Problem> Without the pictures, copy the entries below word for word.
┌─ Task inputs
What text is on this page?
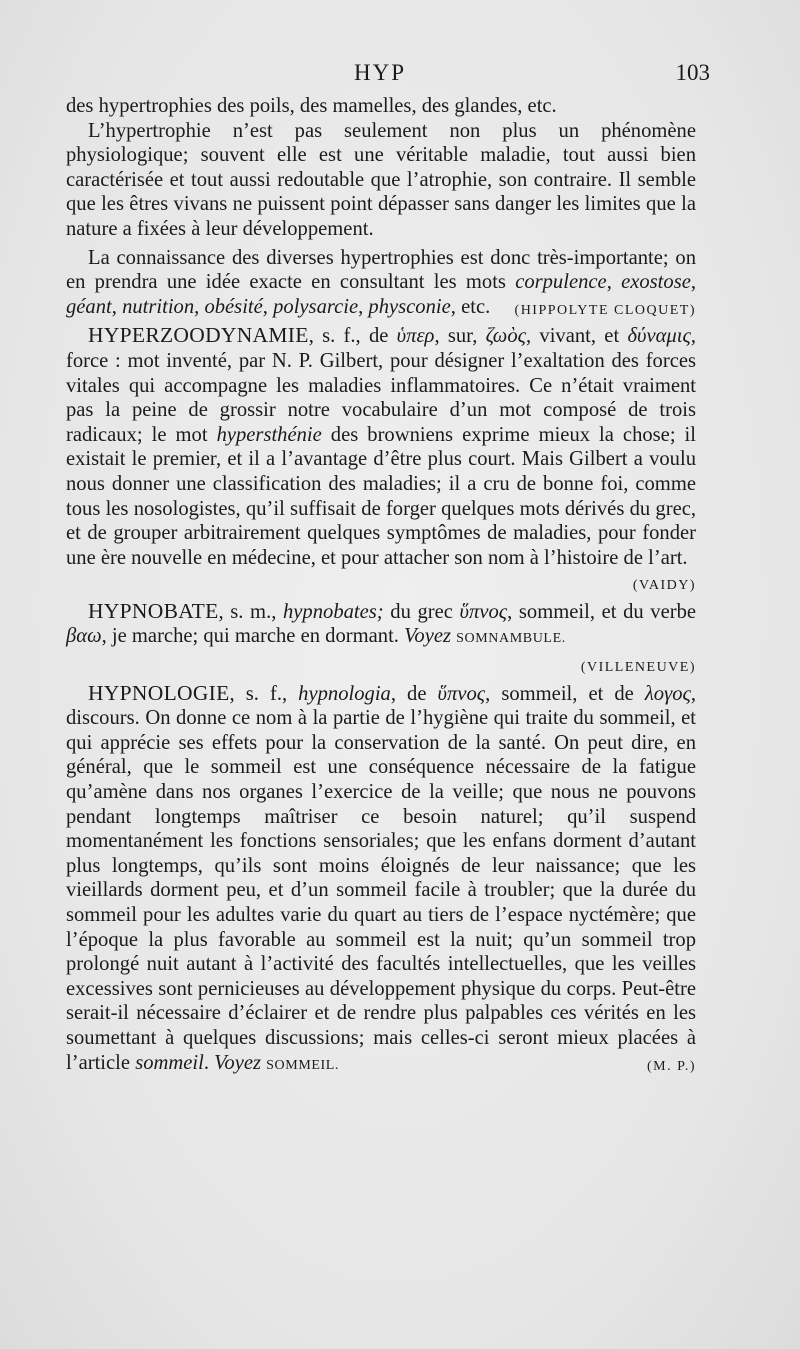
HYP	103

des hypertrophies des poils, des mamelles, des glandes, etc.

L’hypertrophie n’est pas seulement non plus un phénomène physiologique; souvent elle est une véritable maladie, tout aussi bien caractérisée et tout aussi redoutable que l’atrophie, son contraire. Il semble que les êtres vivans ne puissent point dépasser sans danger les limites que la nature a fixées à leur développement.

La connaissance des diverses hypertrophies est donc très-importante; on en prendra une idée exacte en consultant les mots corpulence, exostose, géant, nutrition, obésité, polysarcie, physconie, etc.	(HIPPOLYTE CLOQUET)

HYPERZOODYNAMIE, s. f., de ὑπερ, sur, ζωὸς, vivant, et δύναμις, force : mot inventé, par N. P. Gilbert, pour désigner l’exaltation des forces vitales qui accompagne les maladies inflammatoires. Ce n’était vraiment pas la peine de grossir notre vocabulaire d’un mot composé de trois radicaux; le mot hypersthénie des browniens exprime mieux la chose; il existait le premier, et il a l’avantage d’être plus court. Mais Gilbert a voulu nous donner une classification des maladies; il a cru de bonne foi, comme tous les nosologistes, qu’il suffisait de forger quelques mots dérivés du grec, et de grouper arbitrairement quelques symptômes de maladies, pour fonder une ère nouvelle en médecine, et pour attacher son nom à l’histoire de l’art.
(VAIDY)

HYPNOBATE, s. m., hypnobates; du grec ὕπνος, sommeil, et du verbe βαω, je marche; qui marche en dormant. Voyez SOMNAMBULE.
(VILLENEUVE)

HYPNOLOGIE, s. f., hypnologia, de ὕπνος, sommeil, et de λογος, discours. On donne ce nom à la partie de l’hygiène qui traite du sommeil, et qui apprécie ses effets pour la conservation de la santé. On peut dire, en général, que le sommeil est une conséquence nécessaire de la fatigue qu’amène dans nos organes l’exercice de la veille; que nous ne pouvons pendant longtemps maîtriser ce besoin naturel; qu’il suspend momentanément les fonctions sensoriales; que les enfans dorment d’autant plus longtemps, qu’ils sont moins éloignés de leur naissance; que les vieillards dorment peu, et d’un sommeil facile à troubler; que la durée du sommeil pour les adultes varie du quart au tiers de l’espace nyctémère; que l’époque la plus favorable au sommeil est la nuit; qu’un sommeil trop prolongé nuit autant à l’activité des facultés intellectuelles, que les veilles excessives sont pernicieuses au développement physique du corps. Peut-être serait-il nécessaire d’éclairer et de rendre plus palpables ces vérités en les soumettant à quelques discussions; mais celles-ci seront mieux placées à l’article sommeil. Voyez SOMMEIL.	(M. P.)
└─
Task result>
What text is on this page?
HYP	103

des hypertrophies des poils, des mamelles, des glandes, etc.

L’hypertrophie n’est pas seulement non plus un phénomène physiologique; souvent elle est une véritable maladie, tout aussi bien caractérisée et tout aussi redoutable que l’atrophie, son contraire. Il semble que les êtres vivans ne puissent point dépasser sans danger les limites que la nature a fixées à leur développement.

La connaissance des diverses hypertrophies est donc très-importante; on en prendra une idée exacte en consultant les mots corpulence, exostose, géant, nutrition, obésité, polysarcie, physconie, etc.	(HIPPOLYTE CLOQUET)

HYPERZOODYNAMIE, s. f., de ὑπερ, sur, ζωὸς, vivant, et δύναμις, force : mot inventé, par N. P. Gilbert, pour désigner l’exaltation des forces vitales qui accompagne les maladies inflammatoires. Ce n’était vraiment pas la peine de grossir notre vocabulaire d’un mot composé de trois radicaux; le mot hypersthénie des browniens exprime mieux la chose; il existait le premier, et il a l’avantage d’être plus court. Mais Gilbert a voulu nous donner une classification des maladies; il a cru de bonne foi, comme tous les nosologistes, qu’il suffisait de forger quelques mots dérivés du grec, et de grouper arbitrairement quelques symptômes de maladies, pour fonder une ère nouvelle en médecine, et pour attacher son nom à l’histoire de l’art.
(VAIDY)

HYPNOBATE, s. m., hypnobates; du grec ὕπνος, sommeil, et du verbe βαω, je marche; qui marche en dormant. Voyez SOMNAMBULE.
(VILLENEUVE)

HYPNOLOGIE, s. f., hypnologia, de ὕπνος, sommeil, et de λογος, discours. On donne ce nom à la partie de l’hygiène qui traite du sommeil, et qui apprécie ses effets pour la conservation de la santé. On peut dire, en général, que le sommeil est une conséquence nécessaire de la fatigue qu’amène dans nos organes l’exercice de la veille; que nous ne pouvons pendant longtemps maîtriser ce besoin naturel; qu’il suspend momentanément les fonctions sensoriales; que les enfans dorment d’autant plus longtemps, qu’ils sont moins éloignés de leur naissance; que les vieillards dorment peu, et d’un sommeil facile à troubler; que la durée du sommeil pour les adultes varie du quart au tiers de l’espace nyctémère; que l’époque la plus favorable au sommeil est la nuit; qu’un sommeil trop prolongé nuit autant à l’activité des facultés intellectuelles, que les veilles excessives sont pernicieuses au développement physique du corps. Peut-être serait-il nécessaire d’éclairer et de rendre plus palpables ces vérités en les soumettant à quelques discussions; mais celles-ci seront mieux placées à l’article sommeil. Voyez SOMMEIL.	(M. P.)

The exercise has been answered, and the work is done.